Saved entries
────────

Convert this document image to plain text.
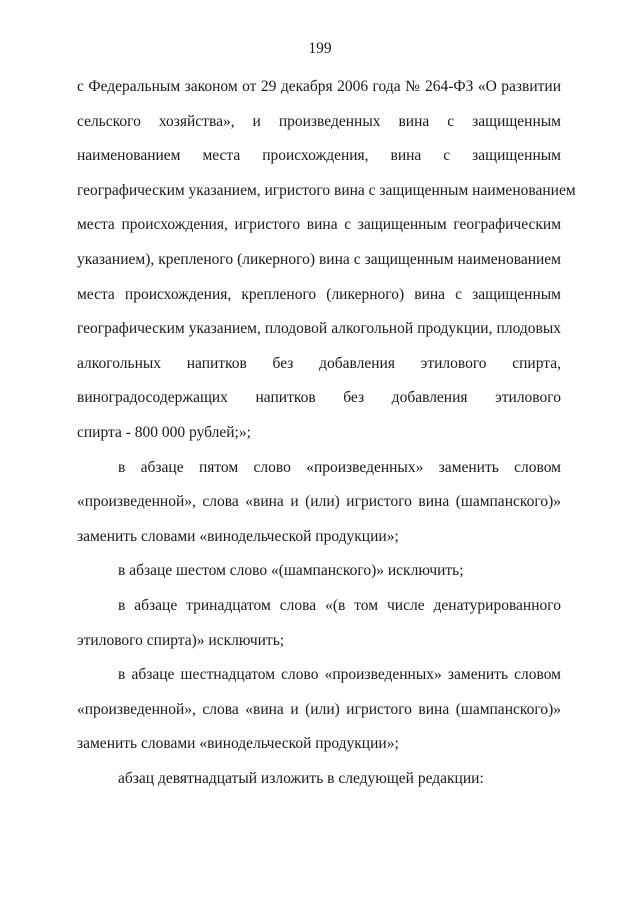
199
с Федеральным законом от 29 декабря 2006 года № 264-ФЗ «О развитии
сельского хозяйства», и произведенных вина с защищенным
наименованием места происхождения, вина с защищенным
географическим указанием, игристого вина с защищенным наименованием
места происхождения, игристого вина с защищенным географическим
указанием), крепленого (ликерного) вина с защищенным наименованием
места происхождения, крепленого (ликерного) вина с защищенным
географическим указанием, плодовой алкогольной продукции, плодовых
алкогольных напитков без добавления этилового спирта,
виноградосодержащих напитков без добавления этилового
спирта - 800 000 рублей;»;
в абзаце пятом слово «произведенных» заменить словом
«произведенной», слова «вина и (или) игристого вина (шампанского)»
заменить словами «винодельческой продукции»;
в абзаце шестом слово «(шампанского)» исключить;
в абзаце тринадцатом слова «(в том числе денатурированного
этилового спирта)» исключить;
в абзаце шестнадцатом слово «произведенных» заменить словом
«произведенной», слова «вина и (или) игристого вина (шампанского)»
заменить словами «винодельческой продукции»;
абзац девятнадцатый изложить в следующей редакции:
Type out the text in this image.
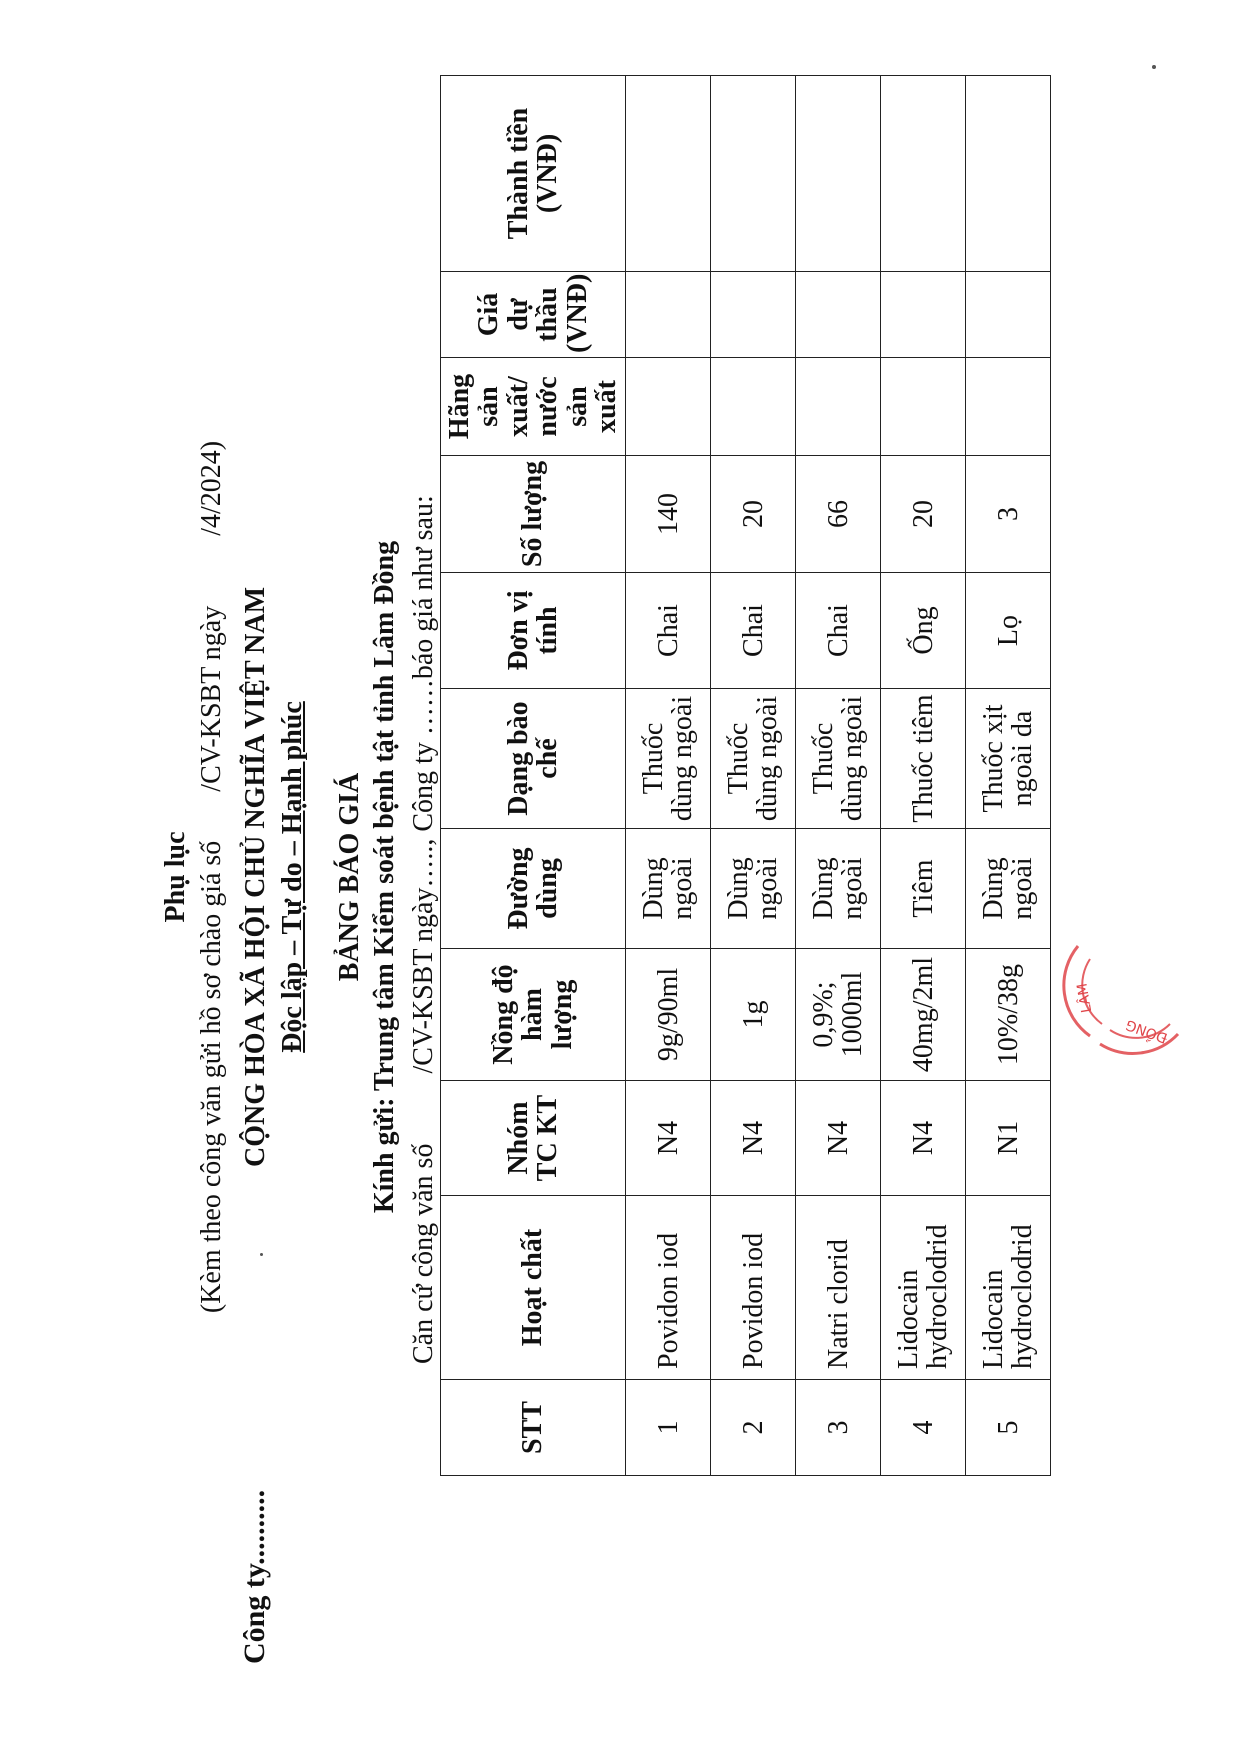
Công ty..........
Phụ lục (Kèm theo công văn gửi hồ sơ chào giá số       /CV-KSBT ngày          /4/2024) CỘNG HÒA XÃ HỘI CHỦ NGHĨA VIỆT NAM Độc lập – Tự do – Hạnh phúc BẢNG BÁO GIÁ Kính gửi: Trung tâm Kiểm soát bệnh tật tỉnh Lâm Đồng Căn cứ công văn số          /CV-KSBT ngày….., Công ty ……báo giá như sau:
STT	Hoạt chất	Nhóm TC KT	Nồng độ hàm lượng	Đường dùng	Dạng bào chế	Đơn vị tính	Số lượng	Hãng sản xuất/ nước sản xuất	Giá dự thầu (VNĐ)	Thành tiền (VNĐ)
1	Povidon iod	N4	9g/90ml	Dùng ngoài	Thuốc dùng ngoài	Chai	140			
2	Povidon iod	N4	1g	Dùng ngoài	Thuốc dùng ngoài	Chai	20			
3	Natri clorid	N4	0,9%; 1000ml	Dùng ngoài	Thuốc dùng ngoài	Chai	66			
4	Lidocain hydroclodrid	N4	40mg/2ml	Tiêm	Thuốc tiêm	Ống	20			
5	Lidocain hydroclodrid	N1	10%/38g	Dùng ngoài	Thuốc xịt ngoài da	Lọ	3			
LÂM
ĐỒNG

────────

• _PROBLEM DETAILS_:
Pull out every line holding "произведенных" from the records above, and copy it.

• _THE ANSWER_:
сельского хозяйства», и произведенных вина с защищенным
в абзаце пятом слово «произведенных» заменить словом
в абзаце шестнадцатом слово «произведенных» заменить словом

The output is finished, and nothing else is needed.